**PROBLEM DESCRIPTION:** Print the listing that follows, character for character.

====== GIVEN RECORDS ======

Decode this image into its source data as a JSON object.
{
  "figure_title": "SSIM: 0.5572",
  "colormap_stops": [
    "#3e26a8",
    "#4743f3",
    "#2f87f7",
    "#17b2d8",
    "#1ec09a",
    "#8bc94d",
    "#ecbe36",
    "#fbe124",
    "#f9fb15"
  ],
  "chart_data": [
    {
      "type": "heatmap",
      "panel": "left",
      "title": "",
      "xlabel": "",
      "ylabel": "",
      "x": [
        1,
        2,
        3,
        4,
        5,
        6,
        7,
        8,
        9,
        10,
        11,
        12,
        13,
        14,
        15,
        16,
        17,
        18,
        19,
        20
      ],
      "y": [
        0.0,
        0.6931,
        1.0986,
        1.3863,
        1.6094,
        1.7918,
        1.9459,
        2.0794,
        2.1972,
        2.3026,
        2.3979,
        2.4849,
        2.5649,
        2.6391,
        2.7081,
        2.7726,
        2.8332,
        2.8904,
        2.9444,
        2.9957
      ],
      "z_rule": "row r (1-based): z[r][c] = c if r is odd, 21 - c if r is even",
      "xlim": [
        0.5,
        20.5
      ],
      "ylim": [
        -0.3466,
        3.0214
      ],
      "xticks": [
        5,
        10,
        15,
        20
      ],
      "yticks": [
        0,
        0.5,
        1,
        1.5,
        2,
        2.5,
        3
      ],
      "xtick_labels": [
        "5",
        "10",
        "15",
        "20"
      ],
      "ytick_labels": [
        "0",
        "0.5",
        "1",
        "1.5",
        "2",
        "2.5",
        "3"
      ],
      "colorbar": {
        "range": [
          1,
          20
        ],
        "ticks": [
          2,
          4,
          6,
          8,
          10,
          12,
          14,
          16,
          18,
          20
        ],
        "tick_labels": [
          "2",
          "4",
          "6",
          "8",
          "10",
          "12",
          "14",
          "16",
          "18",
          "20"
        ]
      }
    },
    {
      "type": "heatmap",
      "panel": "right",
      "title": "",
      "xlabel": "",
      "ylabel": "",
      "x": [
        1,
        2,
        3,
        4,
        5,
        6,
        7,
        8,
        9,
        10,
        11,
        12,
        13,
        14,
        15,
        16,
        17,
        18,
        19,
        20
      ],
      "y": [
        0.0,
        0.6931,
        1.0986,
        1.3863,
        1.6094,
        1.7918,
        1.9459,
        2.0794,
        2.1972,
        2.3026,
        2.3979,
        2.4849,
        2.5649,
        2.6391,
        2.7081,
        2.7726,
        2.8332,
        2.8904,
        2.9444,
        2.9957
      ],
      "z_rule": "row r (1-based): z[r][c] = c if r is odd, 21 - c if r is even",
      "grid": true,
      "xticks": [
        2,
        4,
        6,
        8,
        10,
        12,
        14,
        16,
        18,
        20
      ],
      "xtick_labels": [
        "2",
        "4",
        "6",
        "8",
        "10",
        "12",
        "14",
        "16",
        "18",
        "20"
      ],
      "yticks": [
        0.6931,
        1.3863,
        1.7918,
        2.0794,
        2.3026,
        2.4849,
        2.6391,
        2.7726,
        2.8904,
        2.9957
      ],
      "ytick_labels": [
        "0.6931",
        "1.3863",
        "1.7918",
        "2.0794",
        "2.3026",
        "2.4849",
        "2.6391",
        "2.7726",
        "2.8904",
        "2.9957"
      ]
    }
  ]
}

======

**WRITTEN ANSWER:**
Decode this image into its source data as a JSON object.
{
  "figure_title": "SSIM: 0.5572",
  "colormap_stops": [
    "#3e26a8",
    "#4743f3",
    "#2f87f7",
    "#17b2d8",
    "#1ec09a",
    "#8bc94d",
    "#ecbe36",
    "#fbe124",
    "#f9fb15"
  ],
  "chart_data": [
    {
      "type": "heatmap",
      "panel": "left",
      "title": "",
      "xlabel": "",
      "ylabel": "",
      "x": [
        1,
        2,
        3,
        4,
        5,
        6,
        7,
        8,
        9,
        10,
        11,
        12,
        13,
        14,
        15,
        16,
        17,
        18,
        19,
        20
      ],
      "y": [
        0.0,
        0.6931,
        1.0986,
        1.3863,
        1.6094,
        1.7918,
        1.9459,
        2.0794,
        2.1972,
        2.3026,
        2.3979,
        2.4849,
        2.5649,
        2.6391,
        2.7081,
        2.7726,
        2.8332,
        2.8904,
        2.9444,
        2.9957
      ],
      "z_rule": "row r (1-based): z[r][c] = c if r is odd, 21 - c if r is even",
      "xlim": [
        0.5,
        20.5
      ],
      "ylim": [
        -0.3466,
        3.0214
      ],
      "xticks": [
        5,
        10,
        15,
        20
      ],
      "yticks": [
        0,
        0.5,
        1,
        1.5,
        2,
        2.5,
        3
      ],
      "xtick_labels": [
        "5",
        "10",
        "15",
        "20"
      ],
      "ytick_labels": [
        "0",
        "0.5",
        "1",
        "1.5",
        "2",
        "2.5",
        "3"
      ],
      "colorbar": {
        "range": [
          1,
          20
        ],
        "ticks": [
          2,
          4,
          6,
          8,
          10,
          12,
          14,
          16,
          18,
          20
        ],
        "tick_labels": [
          "2",
          "4",
          "6",
          "8",
          "10",
          "12",
          "14",
          "16",
          "18",
          "20"
        ]
      }
    },
    {
      "type": "heatmap",
      "panel": "right",
      "title": "",
      "xlabel": "",
      "ylabel": "",
      "x": [
        1,
        2,
        3,
        4,
        5,
        6,
        7,
        8,
        9,
        10,
        11,
        12,
        13,
        14,
        15,
        16,
        17,
        18,
        19,
        20
      ],
      "y": [
        0.0,
        0.6931,
        1.0986,
        1.3863,
        1.6094,
        1.7918,
        1.9459,
        2.0794,
        2.1972,
        2.3026,
        2.3979,
        2.4849,
        2.5649,
        2.6391,
        2.7081,
        2.7726,
        2.8332,
        2.8904,
        2.9444,
        2.9957
      ],
      "z_rule": "row r (1-based): z[r][c] = c if r is odd, 21 - c if r is even",
      "grid": true,
      "xticks": [
        2,
        4,
        6,
        8,
        10,
        12,
        14,
        16,
        18,
        20
      ],
      "xtick_labels": [
        "2",
        "4",
        "6",
        "8",
        "10",
        "12",
        "14",
        "16",
        "18",
        "20"
      ],
      "yticks": [
        0.6931,
        1.3863,
        1.7918,
        2.0794,
        2.3026,
        2.4849,
        2.6391,
        2.7726,
        2.8904,
        2.9957
      ],
      "ytick_labels": [
        "0.6931",
        "1.3863",
        "1.7918",
        "2.0794",
        "2.3026",
        "2.4849",
        "2.6391",
        "2.7726",
        "2.8904",
        "2.9957"
      ]
    }
  ]
}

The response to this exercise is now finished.